[TASK] Go over the entries below line by line, copying each one that contains the word "Exporter".

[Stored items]
# # # # # # #
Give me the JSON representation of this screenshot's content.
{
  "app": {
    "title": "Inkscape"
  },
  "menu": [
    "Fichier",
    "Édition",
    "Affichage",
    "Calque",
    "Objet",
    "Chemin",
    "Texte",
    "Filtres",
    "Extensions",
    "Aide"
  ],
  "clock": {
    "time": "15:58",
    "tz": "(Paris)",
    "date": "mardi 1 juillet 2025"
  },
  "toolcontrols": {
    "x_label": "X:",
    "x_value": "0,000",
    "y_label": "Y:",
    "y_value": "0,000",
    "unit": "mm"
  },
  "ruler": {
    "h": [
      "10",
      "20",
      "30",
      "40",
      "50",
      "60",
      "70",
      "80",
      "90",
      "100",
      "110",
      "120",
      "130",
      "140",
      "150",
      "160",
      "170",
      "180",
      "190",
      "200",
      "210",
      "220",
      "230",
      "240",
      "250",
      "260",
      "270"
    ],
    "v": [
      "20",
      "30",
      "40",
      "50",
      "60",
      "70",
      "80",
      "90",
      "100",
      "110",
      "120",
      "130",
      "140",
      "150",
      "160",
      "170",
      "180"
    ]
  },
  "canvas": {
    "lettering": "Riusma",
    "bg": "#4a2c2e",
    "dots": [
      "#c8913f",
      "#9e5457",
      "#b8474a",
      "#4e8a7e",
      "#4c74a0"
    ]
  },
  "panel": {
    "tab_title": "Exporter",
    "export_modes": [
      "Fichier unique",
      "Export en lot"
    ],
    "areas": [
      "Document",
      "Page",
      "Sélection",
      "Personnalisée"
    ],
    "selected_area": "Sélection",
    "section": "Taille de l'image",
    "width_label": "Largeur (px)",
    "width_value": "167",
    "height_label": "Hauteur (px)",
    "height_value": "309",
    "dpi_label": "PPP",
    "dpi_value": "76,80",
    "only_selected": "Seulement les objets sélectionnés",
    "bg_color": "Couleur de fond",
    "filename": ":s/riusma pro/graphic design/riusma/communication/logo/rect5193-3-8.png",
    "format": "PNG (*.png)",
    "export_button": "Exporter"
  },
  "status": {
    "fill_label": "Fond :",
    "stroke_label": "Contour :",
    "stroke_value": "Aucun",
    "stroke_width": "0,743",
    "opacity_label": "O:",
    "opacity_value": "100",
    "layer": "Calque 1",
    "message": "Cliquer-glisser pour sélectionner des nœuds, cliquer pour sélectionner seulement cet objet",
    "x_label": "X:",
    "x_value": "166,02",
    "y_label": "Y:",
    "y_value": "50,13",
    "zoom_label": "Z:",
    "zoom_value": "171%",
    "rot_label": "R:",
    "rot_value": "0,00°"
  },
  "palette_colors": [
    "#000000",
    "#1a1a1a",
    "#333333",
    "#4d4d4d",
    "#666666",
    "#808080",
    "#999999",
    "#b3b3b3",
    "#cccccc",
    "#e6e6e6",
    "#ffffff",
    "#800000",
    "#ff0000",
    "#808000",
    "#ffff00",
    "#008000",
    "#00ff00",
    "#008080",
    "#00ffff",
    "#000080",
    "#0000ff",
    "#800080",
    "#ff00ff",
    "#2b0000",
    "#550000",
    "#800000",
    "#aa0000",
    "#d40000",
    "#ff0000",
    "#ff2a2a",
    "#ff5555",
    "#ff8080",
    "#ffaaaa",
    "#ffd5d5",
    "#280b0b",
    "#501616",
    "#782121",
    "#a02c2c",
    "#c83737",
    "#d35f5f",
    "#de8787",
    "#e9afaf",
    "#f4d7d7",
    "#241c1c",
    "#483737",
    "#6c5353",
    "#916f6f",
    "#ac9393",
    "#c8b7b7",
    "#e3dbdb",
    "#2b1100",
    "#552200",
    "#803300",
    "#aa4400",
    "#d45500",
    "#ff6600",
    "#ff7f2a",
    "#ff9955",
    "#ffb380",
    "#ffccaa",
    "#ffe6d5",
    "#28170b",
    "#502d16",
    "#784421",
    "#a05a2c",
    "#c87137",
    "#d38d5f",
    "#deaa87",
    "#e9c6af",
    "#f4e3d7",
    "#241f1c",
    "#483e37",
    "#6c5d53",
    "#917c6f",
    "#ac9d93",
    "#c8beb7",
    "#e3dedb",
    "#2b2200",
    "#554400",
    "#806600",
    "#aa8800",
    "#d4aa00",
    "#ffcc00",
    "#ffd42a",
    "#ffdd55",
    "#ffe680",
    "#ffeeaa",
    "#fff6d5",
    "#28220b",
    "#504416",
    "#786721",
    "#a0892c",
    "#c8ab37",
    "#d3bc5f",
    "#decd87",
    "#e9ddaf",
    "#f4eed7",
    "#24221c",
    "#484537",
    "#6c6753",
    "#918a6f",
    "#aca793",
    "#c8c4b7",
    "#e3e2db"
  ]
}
# # # # # # #
[RESPONSE FOR THIS EXERCISE]
    "tab_title": "Exporter",
    "export_button": "Exporter"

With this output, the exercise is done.